[Document structure recognition data]
.....

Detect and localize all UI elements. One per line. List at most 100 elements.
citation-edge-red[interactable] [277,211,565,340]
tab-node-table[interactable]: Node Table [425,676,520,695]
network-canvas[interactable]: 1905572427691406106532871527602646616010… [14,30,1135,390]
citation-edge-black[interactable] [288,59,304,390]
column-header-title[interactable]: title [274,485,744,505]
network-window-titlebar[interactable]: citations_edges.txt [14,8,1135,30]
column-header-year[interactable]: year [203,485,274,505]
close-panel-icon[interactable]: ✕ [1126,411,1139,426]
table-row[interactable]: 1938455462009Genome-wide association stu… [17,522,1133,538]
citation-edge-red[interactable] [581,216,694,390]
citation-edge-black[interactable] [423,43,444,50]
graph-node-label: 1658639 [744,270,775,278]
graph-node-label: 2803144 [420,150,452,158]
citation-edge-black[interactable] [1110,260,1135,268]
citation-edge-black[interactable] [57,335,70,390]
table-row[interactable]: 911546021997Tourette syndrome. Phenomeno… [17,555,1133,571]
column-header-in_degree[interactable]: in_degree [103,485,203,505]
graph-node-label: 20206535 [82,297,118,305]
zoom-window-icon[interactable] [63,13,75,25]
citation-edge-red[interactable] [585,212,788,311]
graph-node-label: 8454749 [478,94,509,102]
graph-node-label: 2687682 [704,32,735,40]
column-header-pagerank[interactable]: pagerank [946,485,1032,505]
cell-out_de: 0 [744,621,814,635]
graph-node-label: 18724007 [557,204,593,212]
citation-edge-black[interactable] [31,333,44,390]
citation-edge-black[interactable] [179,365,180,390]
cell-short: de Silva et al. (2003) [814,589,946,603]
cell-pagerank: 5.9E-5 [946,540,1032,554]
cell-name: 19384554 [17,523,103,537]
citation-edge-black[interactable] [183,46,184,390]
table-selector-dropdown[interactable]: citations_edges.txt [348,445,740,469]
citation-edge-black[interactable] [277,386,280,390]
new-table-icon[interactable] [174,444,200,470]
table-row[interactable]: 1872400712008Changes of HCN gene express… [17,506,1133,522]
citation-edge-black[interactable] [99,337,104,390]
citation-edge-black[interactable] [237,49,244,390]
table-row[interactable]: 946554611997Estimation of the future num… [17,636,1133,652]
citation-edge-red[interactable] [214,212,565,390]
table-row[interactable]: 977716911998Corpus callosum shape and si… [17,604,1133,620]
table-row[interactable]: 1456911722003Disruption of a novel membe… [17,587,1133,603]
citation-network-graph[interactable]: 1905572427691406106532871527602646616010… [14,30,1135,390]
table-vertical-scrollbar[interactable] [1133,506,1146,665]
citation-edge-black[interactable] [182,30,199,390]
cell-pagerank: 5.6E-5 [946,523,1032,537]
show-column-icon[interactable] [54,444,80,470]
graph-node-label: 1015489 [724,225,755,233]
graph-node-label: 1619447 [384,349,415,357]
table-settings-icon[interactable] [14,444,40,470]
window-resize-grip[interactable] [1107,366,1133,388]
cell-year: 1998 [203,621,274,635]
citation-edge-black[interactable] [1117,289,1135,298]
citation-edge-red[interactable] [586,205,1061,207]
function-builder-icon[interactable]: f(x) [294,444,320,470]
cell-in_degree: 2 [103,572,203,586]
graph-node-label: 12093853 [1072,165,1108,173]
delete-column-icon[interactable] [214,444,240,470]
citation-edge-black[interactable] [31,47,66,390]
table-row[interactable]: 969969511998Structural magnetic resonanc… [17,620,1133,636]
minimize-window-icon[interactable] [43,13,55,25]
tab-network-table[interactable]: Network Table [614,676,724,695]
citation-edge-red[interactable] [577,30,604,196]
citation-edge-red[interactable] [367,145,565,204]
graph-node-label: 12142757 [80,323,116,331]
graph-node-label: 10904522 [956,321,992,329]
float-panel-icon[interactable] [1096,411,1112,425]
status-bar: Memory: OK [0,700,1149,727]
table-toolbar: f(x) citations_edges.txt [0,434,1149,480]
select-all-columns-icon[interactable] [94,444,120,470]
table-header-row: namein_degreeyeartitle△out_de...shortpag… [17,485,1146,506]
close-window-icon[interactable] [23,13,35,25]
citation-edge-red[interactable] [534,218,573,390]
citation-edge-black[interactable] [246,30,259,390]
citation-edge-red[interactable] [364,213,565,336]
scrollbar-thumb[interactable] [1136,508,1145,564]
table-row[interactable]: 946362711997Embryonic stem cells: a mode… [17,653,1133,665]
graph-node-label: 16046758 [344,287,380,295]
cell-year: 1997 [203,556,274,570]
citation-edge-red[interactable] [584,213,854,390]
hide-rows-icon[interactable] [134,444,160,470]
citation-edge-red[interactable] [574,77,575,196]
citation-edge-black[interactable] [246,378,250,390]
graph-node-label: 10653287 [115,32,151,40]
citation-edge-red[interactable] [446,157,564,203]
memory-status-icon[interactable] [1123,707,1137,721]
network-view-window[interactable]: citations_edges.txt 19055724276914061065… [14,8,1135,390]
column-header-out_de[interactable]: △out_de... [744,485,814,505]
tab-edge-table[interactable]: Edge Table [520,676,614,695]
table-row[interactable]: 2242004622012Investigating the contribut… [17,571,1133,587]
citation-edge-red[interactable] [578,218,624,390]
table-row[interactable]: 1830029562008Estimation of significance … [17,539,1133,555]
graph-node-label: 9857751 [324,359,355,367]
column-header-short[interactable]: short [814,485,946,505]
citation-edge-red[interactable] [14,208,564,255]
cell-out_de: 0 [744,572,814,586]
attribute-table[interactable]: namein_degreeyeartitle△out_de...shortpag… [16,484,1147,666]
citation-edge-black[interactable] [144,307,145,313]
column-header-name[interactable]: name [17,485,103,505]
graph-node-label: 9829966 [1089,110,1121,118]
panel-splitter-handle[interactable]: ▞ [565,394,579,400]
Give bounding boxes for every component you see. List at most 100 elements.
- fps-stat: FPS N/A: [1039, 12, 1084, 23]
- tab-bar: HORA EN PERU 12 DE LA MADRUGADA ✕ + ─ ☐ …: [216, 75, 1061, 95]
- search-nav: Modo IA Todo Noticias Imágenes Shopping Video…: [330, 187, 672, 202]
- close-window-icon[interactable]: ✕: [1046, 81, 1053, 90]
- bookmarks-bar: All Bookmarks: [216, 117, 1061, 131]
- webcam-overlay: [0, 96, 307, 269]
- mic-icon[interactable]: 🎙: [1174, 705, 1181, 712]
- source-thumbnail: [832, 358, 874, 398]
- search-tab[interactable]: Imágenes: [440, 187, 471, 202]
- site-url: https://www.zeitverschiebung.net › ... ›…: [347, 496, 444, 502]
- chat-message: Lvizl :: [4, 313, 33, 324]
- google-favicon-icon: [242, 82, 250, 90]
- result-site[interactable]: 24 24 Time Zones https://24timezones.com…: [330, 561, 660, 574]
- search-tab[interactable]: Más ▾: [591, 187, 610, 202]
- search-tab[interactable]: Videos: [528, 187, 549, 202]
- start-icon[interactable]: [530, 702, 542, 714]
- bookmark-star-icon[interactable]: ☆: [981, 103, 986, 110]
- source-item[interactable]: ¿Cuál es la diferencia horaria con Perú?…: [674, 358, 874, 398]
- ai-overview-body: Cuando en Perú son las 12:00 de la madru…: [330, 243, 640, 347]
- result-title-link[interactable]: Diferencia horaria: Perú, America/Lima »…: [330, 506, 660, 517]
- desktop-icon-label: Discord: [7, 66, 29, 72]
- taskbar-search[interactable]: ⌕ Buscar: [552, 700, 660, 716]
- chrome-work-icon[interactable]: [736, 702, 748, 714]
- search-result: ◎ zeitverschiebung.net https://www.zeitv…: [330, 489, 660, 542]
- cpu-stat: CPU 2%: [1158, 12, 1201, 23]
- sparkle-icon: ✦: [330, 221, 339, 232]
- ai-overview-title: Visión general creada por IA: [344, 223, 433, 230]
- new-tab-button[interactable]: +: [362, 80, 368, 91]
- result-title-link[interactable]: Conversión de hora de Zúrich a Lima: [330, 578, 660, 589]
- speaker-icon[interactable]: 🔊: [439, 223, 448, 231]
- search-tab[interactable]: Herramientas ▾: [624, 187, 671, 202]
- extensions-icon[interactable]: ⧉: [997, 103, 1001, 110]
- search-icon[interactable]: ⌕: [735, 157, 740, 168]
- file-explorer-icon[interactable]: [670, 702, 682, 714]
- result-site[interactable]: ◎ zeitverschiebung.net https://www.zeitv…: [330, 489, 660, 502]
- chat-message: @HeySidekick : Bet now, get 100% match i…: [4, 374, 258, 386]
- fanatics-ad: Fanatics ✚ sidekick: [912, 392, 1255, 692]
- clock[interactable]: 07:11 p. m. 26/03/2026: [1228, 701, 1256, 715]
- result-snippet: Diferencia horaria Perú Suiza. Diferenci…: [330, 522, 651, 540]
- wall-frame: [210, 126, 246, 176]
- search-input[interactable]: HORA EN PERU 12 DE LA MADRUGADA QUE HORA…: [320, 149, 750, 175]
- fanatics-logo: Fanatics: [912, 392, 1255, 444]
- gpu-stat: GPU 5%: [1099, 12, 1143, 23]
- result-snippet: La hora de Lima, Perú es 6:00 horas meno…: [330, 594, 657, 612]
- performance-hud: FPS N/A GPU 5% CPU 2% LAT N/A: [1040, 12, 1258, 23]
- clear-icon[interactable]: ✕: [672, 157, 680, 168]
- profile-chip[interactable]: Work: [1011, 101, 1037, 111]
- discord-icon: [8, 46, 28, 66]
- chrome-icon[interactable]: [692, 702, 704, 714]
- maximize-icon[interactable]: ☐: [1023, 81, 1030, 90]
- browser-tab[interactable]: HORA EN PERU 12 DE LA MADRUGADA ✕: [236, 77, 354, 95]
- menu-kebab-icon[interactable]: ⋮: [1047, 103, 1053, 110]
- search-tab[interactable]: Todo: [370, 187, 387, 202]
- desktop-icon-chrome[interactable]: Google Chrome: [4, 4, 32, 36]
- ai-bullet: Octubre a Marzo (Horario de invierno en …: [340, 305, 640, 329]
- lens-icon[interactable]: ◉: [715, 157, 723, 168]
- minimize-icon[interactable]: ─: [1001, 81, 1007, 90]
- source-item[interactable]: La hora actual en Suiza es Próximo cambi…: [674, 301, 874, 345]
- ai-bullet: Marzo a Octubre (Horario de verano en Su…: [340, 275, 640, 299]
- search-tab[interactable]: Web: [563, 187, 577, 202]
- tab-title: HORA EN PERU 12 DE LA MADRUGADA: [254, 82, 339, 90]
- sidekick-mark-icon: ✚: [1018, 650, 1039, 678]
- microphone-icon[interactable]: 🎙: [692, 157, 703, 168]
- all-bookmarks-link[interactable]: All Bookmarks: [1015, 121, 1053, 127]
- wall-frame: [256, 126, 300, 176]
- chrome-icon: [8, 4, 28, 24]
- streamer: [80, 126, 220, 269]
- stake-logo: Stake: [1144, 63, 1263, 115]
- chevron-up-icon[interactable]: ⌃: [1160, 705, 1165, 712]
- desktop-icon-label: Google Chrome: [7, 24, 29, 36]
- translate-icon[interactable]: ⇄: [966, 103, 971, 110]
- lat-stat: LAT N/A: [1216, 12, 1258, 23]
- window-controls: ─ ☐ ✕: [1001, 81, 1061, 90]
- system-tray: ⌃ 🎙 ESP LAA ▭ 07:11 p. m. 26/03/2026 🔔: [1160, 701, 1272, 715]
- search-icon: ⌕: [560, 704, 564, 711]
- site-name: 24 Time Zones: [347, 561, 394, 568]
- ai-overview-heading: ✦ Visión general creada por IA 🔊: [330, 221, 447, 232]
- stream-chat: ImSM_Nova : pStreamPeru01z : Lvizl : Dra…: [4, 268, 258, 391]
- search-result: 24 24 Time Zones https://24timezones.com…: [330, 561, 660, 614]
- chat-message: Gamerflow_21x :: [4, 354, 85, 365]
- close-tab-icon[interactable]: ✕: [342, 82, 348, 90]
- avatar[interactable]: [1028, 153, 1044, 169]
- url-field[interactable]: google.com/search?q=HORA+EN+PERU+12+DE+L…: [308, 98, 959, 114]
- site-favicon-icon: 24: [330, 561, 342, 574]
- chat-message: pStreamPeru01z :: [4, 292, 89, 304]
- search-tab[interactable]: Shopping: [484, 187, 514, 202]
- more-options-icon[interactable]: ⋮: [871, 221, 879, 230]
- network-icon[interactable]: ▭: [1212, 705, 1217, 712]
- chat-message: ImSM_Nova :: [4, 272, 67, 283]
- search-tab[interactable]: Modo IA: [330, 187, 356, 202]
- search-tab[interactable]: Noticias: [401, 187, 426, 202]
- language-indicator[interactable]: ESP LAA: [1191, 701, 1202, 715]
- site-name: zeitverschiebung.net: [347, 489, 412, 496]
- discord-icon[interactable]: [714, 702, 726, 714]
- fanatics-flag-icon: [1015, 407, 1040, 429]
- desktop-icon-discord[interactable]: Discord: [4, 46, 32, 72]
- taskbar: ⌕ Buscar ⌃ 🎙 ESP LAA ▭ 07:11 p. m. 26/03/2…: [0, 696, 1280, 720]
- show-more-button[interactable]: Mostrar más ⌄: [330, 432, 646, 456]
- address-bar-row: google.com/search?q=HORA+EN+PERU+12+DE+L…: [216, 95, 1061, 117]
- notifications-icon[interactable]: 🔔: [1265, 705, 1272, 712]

.....

- What is expected -
A copy of each line above that holds the word "link" is the expected answer.

- Exercise response -
- result-title-link[interactable]: Diferencia horaria: Perú, America/Lima »…: [330, 506, 660, 517]
- result-title-link[interactable]: Conversión de hora de Zúrich a Lima: [330, 578, 660, 589]
- all-bookmarks-link[interactable]: All Bookmarks: [1015, 121, 1053, 127]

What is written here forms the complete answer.